● **DOCUMENT PASSAGE**
Folks, please take a look at this. We need to decide the schedule for 4.6.0.

- Sijie

On Mon, Aug 7, 2017 at 6:59 PM, Sijie Guo <guosi...@gmail.com> wrote:

> Hi all,
>
> First thanks everyone who contributed to 4.5.0 in the past year, and
> especially thanks JV for spending time doing the release. The first release
> candidate of 4.5.0 is finally out of review now. We are almost there.
>
> We eventually merge the major features from 3 main folked branches
> (Salesforce, Twitter and Yahoo), so that we can converge to one main open
> source branch across different organizations. We added a lot of features,
> bug fixes and improvements. We moved to github to make contribution easier
> and friendly and we have new website with more documentation. There are
> tons of works we did very well in 4.5.0.
>
> However, I think the release has taken too long to complete. It causes a
> lot of inconsistencies between code, configuration and documentation. This
> causes most of the contributions were spent on improving documentation at
> the end of the release. And also people can't really follow what's
> happening in a long-cycle release and they eventually left.
>
> I am thinking of changing the release plan/schedule to a more time-based
> mechanism what other projects (like Kafka, Flink) are doing:
> https://cwiki.apache.org/confluence/display/KAFKA/Time+Based+Release+Plan
> Some of the benefits are documented in their wikis (also copied them in
> the email for easy to read).

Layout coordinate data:
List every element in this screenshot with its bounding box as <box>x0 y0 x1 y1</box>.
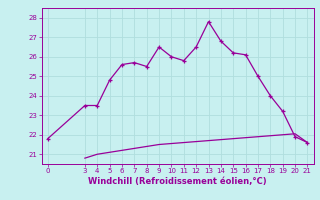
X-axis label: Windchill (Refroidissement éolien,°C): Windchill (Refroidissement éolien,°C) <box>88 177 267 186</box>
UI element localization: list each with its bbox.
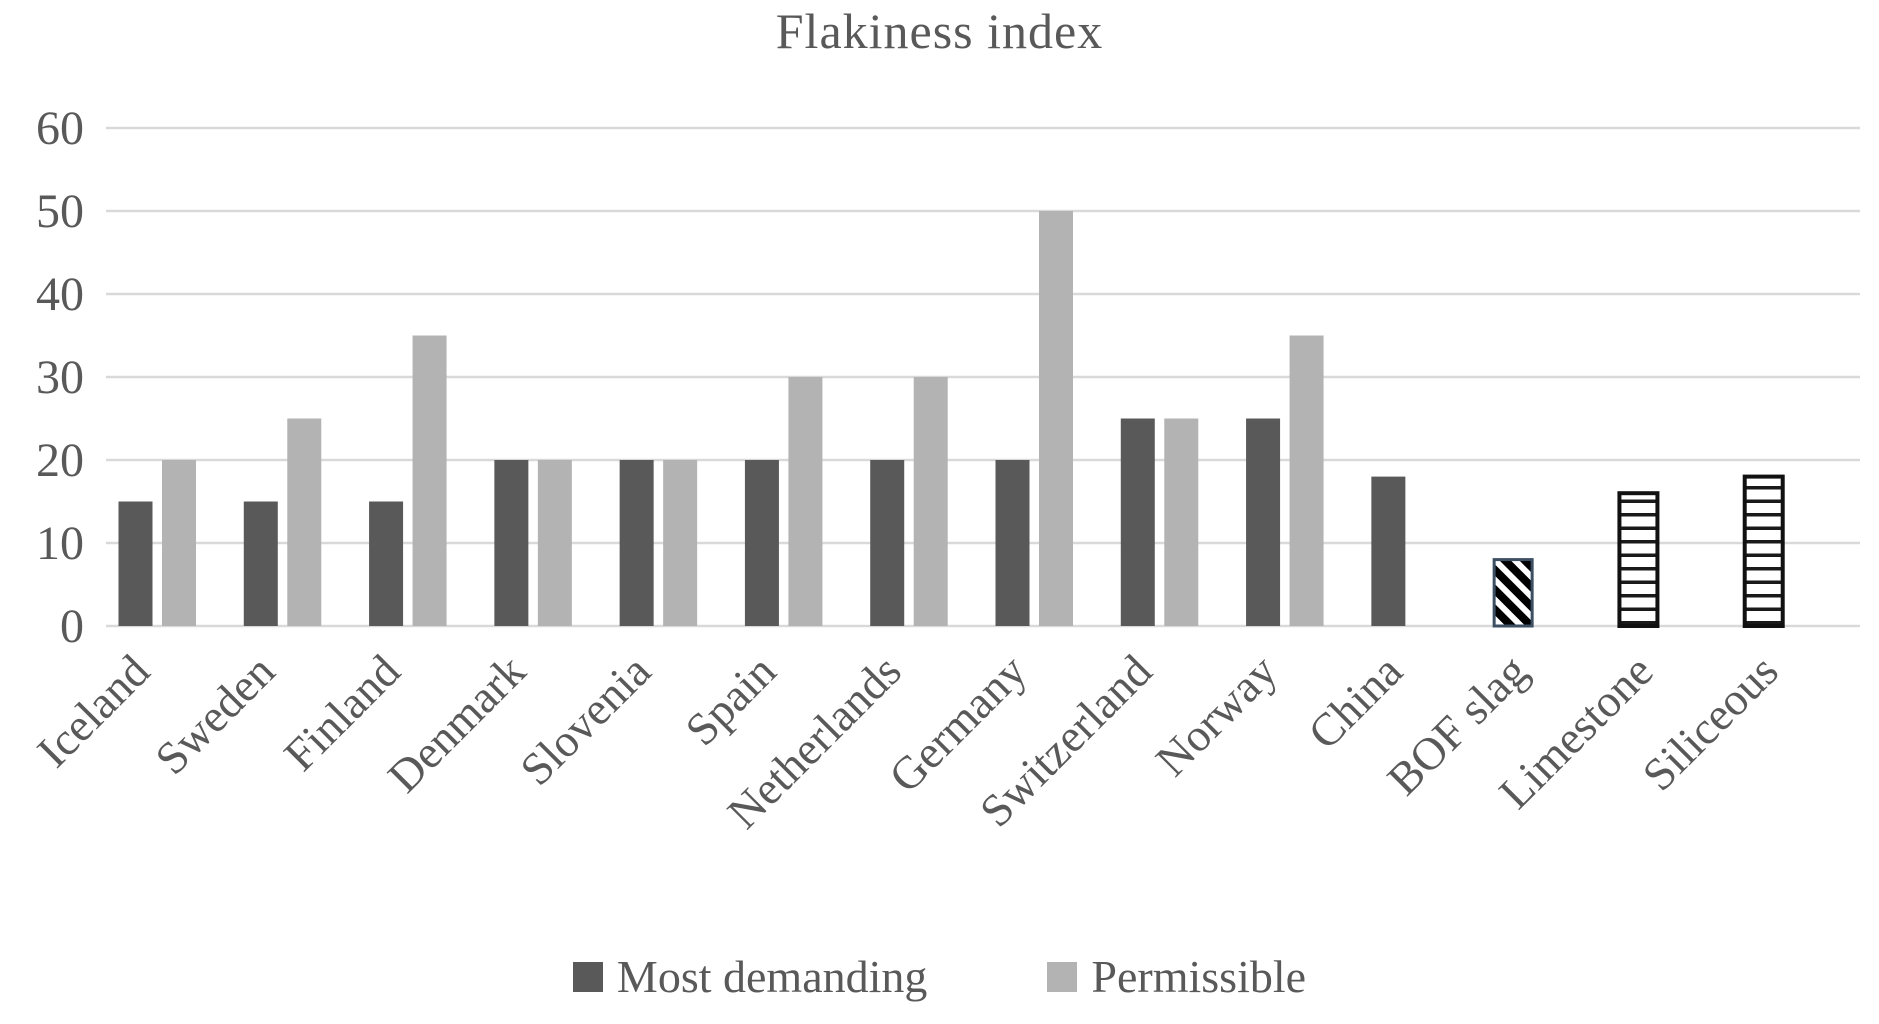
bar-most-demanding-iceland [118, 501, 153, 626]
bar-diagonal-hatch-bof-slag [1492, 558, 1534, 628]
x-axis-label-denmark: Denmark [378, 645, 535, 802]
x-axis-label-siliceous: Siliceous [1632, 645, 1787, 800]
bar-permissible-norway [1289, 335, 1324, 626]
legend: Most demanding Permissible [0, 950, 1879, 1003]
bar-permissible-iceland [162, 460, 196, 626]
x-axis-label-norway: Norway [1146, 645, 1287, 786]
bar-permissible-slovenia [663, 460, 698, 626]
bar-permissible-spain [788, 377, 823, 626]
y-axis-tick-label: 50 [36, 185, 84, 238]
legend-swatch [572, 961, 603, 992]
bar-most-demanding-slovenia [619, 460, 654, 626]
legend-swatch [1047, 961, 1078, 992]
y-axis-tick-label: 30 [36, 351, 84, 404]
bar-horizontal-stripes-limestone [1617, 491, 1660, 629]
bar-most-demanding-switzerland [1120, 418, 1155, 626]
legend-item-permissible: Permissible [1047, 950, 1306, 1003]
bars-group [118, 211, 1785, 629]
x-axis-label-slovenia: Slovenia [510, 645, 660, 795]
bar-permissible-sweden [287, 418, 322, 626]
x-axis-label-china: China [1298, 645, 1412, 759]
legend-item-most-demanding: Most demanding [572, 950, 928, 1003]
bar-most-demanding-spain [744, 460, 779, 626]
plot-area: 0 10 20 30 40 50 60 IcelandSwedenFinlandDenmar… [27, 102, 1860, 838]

● **WRITTEN TASK 1**
Copy word for word the part of the release schedule email starting at "Folks, please take" and ending at "are almost there.".
● **WRITTEN TASK 2**
Pick up the email about the release schedule after its last sentence and keep writing it.
The records are separate from the email and not part of it.

● **EXPECTED OUTPUT 1**
Folks, please take a look at this. We need to decide the schedule for 4.6.0.

- Sijie

On Mon, Aug 7, 2017 at 6:59 PM, Sijie Guo <guosi...@gmail.com> wrote:

> Hi all,
>
> First thanks everyone who contributed to 4.5.0 in the past year, and
> especially thanks JV for spending time doing the release. The first release
> candidate of 4.5.0 is finally out of review now. We are almost there.

● **EXPECTED OUTPUT 2**
>
> Any thoughts? Shall we try to adopt this method?
>
>
>    1.
>
>    A quicker feedback cycle and users can benefit from features shipped
>    quicker
>    2.
>
>    Predictability for contributors and users:
>    1.
>
>       Developers and reviewers can decide in advance what release they
>       are aiming for with specific features.
>       2.
>
>       If a feature misses a release we have a good idea of when it will
>       show up.
>       3.
>
>       Users know when to expect their features
>       3.
>
>    Transparency - There will be a published cut-off date (AKA feature
>    freeze) for the release and people will know about it in advance. Hopefully
>    this will remove the contention around which features make it.
>    4.
>
>    Quality - we've seen issues pop up in release candidates due to
>    last-minute features that didn't have proper time to bake in. More time
>    between feature freeze and release will let us test more, document more and
>    resolve more issues.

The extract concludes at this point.